Your goal
Identify each line below containing the string "this" and copy it.

Records shown
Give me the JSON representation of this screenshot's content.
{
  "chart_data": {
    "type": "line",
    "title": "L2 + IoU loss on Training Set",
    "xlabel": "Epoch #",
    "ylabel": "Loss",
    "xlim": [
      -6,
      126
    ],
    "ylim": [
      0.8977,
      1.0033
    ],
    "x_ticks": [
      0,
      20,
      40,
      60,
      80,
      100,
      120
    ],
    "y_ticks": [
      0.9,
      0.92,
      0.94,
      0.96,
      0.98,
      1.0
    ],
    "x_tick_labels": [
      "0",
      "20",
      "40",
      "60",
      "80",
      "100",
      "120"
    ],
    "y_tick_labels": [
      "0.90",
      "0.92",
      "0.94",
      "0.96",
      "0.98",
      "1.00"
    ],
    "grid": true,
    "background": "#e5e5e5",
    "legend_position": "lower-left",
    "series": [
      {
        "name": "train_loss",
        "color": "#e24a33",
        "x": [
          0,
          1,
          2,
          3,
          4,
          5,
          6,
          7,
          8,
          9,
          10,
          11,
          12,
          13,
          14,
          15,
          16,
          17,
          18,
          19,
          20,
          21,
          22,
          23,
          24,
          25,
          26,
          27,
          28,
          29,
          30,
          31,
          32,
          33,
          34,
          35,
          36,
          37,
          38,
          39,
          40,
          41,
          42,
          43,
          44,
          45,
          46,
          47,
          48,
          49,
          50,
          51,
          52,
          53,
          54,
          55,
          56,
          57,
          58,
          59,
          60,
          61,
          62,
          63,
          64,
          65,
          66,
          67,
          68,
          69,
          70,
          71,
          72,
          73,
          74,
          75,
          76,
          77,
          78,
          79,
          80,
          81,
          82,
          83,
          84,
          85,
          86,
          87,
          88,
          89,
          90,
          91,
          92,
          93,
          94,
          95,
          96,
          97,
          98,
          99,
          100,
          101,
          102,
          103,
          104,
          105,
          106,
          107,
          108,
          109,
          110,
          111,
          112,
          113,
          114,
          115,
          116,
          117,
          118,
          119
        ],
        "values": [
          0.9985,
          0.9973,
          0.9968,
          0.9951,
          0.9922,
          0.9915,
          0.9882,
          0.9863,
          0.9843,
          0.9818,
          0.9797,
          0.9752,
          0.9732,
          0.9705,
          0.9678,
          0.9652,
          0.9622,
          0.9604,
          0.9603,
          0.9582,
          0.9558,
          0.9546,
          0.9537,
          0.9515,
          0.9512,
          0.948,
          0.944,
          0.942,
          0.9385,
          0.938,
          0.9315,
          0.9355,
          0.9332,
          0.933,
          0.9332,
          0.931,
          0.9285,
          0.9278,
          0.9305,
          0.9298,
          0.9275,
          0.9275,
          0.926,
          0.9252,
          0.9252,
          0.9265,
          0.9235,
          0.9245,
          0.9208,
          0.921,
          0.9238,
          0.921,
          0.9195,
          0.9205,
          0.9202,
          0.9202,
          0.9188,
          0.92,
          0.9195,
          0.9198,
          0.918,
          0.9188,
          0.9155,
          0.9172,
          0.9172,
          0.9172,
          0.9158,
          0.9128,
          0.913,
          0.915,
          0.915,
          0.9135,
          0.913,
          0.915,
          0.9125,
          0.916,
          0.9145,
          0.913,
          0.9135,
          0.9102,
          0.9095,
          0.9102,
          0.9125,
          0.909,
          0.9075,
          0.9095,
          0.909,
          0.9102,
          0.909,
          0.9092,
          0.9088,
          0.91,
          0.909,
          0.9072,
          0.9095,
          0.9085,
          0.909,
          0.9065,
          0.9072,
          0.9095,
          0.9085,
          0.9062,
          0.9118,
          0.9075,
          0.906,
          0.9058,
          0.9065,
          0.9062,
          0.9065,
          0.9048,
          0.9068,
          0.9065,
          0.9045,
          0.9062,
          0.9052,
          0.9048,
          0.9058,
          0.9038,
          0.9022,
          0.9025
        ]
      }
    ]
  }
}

--

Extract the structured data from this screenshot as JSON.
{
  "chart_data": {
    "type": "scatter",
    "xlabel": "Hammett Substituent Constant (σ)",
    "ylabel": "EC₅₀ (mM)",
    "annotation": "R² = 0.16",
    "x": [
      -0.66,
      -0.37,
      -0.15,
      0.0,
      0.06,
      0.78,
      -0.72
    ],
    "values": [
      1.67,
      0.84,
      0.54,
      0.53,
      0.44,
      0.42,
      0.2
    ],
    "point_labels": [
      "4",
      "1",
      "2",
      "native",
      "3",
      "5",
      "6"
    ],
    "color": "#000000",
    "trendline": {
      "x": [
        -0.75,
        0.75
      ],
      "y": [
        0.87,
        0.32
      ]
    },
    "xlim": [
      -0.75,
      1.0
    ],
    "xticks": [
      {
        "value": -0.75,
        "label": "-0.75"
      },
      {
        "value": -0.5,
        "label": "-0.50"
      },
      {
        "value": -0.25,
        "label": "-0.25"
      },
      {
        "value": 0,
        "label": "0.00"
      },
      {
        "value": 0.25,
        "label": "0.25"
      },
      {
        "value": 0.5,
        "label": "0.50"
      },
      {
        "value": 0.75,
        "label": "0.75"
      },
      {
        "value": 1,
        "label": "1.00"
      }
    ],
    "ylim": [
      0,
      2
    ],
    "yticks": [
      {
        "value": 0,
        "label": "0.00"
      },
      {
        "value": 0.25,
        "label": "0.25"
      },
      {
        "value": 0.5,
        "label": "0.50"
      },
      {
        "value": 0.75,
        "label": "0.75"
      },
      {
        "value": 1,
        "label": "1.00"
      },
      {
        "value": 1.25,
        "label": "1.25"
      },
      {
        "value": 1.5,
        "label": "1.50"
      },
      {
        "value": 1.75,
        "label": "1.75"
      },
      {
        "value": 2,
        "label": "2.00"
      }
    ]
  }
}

The output
Give me the JSON representation of this screenshot's content.
Extract the structured data from this screenshot as JSON.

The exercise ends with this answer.